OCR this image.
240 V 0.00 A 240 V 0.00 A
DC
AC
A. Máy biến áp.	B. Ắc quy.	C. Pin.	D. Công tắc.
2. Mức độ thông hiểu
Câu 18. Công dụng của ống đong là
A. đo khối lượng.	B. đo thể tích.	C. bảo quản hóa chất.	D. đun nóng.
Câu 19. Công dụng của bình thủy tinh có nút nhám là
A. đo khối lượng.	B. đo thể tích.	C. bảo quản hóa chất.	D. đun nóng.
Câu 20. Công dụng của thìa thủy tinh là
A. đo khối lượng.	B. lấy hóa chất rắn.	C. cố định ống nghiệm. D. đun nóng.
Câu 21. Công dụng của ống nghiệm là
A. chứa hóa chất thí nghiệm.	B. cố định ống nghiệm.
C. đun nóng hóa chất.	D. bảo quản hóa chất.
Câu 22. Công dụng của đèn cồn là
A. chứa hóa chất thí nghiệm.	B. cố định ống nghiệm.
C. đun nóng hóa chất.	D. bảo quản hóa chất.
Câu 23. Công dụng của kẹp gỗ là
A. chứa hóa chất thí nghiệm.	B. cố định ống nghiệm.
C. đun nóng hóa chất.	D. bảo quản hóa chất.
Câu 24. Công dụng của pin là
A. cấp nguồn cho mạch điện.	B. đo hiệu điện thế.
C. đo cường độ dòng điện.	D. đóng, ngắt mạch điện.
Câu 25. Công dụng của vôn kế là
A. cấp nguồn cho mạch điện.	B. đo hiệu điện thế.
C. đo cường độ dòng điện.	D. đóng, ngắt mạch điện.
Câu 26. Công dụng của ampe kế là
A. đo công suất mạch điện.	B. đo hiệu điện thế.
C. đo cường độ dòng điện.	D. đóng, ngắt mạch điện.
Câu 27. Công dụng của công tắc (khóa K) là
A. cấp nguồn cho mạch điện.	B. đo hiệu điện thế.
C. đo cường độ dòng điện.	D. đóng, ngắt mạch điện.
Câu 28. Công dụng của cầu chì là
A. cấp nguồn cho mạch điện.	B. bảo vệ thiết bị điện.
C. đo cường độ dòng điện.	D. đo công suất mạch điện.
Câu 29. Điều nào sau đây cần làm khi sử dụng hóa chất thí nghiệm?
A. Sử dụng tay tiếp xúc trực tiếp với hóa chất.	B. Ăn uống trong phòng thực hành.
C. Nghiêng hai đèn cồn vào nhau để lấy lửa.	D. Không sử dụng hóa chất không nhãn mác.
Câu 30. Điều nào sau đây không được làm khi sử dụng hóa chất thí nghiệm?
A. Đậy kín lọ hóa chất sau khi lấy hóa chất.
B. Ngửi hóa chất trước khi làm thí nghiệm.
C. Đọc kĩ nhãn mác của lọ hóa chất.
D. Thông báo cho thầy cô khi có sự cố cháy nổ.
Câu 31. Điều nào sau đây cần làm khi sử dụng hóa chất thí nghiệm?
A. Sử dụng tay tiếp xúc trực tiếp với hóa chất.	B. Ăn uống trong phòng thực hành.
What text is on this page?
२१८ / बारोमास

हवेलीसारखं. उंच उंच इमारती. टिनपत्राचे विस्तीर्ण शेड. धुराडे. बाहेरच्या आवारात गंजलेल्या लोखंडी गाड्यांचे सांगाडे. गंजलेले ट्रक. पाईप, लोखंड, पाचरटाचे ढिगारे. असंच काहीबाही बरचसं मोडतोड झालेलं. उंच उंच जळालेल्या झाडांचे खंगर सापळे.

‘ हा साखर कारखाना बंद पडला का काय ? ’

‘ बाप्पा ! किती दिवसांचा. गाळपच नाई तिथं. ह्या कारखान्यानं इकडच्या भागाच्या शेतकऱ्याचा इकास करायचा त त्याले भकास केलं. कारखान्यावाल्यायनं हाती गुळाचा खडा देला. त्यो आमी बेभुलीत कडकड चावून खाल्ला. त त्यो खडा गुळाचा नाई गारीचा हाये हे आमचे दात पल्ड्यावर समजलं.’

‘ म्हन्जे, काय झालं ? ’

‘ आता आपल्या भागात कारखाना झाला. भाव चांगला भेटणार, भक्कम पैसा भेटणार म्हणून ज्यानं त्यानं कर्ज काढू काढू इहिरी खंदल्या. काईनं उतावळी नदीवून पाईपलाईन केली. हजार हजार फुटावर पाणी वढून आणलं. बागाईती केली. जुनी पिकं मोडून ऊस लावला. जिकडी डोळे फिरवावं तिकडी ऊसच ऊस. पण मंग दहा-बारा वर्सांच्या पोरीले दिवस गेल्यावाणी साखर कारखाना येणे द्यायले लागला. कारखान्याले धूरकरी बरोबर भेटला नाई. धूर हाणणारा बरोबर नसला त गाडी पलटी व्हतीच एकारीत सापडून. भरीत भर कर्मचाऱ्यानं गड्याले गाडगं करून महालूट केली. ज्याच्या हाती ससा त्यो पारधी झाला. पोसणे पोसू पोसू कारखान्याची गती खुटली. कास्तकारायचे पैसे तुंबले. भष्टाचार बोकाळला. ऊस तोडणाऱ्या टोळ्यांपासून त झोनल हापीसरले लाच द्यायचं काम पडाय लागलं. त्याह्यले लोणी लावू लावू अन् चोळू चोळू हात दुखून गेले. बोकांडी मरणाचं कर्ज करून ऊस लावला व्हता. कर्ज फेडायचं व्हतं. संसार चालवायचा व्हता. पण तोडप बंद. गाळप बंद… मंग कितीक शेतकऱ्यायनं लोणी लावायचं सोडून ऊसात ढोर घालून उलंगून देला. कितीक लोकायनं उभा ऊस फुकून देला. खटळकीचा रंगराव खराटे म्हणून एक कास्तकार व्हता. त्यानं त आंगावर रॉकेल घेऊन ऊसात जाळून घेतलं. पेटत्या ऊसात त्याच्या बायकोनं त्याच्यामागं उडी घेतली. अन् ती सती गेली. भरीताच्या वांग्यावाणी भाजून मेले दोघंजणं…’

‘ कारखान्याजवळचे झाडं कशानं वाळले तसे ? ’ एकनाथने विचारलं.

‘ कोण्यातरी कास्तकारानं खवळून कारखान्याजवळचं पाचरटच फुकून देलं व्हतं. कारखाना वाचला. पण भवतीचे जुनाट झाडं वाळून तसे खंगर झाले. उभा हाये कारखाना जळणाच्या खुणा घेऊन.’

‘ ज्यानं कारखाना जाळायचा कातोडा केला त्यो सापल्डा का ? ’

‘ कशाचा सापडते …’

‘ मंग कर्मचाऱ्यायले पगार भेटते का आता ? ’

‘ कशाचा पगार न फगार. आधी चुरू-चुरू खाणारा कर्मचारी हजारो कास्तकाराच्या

────────

* [Aim of the task]: Scan the listing above and identify each line holding the string "suất"; copy every such line.

* [Exercise response]:
A. đo công suất mạch điện.	B. đo hiệu điện thế.
C. đo cường độ dòng điện.	D. đo công suất mạch điện.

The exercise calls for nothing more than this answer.